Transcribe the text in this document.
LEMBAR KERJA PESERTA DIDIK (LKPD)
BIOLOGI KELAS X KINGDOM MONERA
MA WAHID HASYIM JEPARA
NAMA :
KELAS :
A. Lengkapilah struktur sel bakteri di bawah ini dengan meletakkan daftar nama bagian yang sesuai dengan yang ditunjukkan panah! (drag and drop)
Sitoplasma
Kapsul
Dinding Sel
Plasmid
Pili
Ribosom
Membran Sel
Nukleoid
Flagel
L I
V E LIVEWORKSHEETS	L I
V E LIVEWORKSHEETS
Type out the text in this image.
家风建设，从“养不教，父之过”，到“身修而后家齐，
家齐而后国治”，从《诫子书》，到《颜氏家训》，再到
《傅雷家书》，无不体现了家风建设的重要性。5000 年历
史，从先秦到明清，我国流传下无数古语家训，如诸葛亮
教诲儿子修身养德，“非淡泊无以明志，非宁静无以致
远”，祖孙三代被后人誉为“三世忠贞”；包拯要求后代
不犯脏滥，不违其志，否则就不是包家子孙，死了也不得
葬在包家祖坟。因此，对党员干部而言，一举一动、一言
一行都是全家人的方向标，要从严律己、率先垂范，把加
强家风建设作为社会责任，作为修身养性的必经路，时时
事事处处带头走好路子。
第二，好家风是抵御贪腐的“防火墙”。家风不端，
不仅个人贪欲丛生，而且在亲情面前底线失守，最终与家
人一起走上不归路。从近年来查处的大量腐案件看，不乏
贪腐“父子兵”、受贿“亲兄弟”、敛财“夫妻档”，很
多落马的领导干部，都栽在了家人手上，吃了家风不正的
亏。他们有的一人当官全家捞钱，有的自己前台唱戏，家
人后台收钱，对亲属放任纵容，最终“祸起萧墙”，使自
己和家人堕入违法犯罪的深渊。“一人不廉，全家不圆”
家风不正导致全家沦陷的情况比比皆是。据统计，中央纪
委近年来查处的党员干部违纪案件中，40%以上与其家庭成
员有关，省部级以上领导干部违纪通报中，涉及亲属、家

····················

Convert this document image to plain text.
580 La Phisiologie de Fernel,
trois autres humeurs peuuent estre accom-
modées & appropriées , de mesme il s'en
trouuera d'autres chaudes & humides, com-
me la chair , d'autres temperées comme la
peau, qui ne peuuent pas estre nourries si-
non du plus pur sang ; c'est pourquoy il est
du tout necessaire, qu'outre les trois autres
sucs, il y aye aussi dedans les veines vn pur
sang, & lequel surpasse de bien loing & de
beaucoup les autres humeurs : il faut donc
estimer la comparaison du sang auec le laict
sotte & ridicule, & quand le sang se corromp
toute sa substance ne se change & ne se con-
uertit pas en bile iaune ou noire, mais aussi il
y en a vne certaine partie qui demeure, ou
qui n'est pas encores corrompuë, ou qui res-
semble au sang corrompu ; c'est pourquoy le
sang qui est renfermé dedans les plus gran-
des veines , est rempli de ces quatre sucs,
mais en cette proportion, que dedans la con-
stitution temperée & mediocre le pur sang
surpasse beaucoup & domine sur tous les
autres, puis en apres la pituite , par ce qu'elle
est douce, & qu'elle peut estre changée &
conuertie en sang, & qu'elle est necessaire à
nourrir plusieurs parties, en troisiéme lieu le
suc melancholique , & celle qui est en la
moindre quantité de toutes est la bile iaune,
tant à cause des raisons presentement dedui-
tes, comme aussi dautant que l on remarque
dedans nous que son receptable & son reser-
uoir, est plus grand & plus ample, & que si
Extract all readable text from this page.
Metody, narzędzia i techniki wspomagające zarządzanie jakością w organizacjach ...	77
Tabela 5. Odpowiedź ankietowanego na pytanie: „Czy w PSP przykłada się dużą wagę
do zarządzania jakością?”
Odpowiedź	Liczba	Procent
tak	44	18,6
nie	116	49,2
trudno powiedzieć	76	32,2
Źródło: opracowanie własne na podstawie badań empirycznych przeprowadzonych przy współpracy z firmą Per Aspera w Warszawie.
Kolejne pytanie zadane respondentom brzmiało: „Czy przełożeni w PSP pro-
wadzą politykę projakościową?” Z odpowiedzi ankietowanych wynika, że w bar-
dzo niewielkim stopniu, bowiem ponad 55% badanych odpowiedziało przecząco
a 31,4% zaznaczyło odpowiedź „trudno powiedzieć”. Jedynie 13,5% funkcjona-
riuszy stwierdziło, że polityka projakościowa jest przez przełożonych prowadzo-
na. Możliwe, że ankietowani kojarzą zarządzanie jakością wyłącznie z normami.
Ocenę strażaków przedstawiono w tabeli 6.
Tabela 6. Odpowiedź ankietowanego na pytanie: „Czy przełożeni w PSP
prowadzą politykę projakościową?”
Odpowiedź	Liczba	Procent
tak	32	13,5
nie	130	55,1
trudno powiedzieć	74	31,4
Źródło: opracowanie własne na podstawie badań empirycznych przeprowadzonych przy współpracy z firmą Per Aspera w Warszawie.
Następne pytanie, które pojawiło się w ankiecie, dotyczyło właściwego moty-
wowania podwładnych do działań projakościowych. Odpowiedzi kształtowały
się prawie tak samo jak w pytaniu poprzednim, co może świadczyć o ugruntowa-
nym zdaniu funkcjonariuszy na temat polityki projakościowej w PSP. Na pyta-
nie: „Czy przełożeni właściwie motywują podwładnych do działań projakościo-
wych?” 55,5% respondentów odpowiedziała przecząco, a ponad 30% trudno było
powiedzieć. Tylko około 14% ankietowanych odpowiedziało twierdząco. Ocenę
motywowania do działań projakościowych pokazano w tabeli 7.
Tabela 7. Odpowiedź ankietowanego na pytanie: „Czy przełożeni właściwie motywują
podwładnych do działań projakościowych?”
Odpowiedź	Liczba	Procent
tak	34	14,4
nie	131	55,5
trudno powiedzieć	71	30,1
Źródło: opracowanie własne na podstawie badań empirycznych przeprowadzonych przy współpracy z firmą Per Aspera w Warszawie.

····················

• **What is asked**
In the records, locate each line holding the string "necessaire" and copy it.

• **Worked answer**
du tout necessaire, qu'outre les trois autres
conuertie en sang, & qu'elle est necessaire à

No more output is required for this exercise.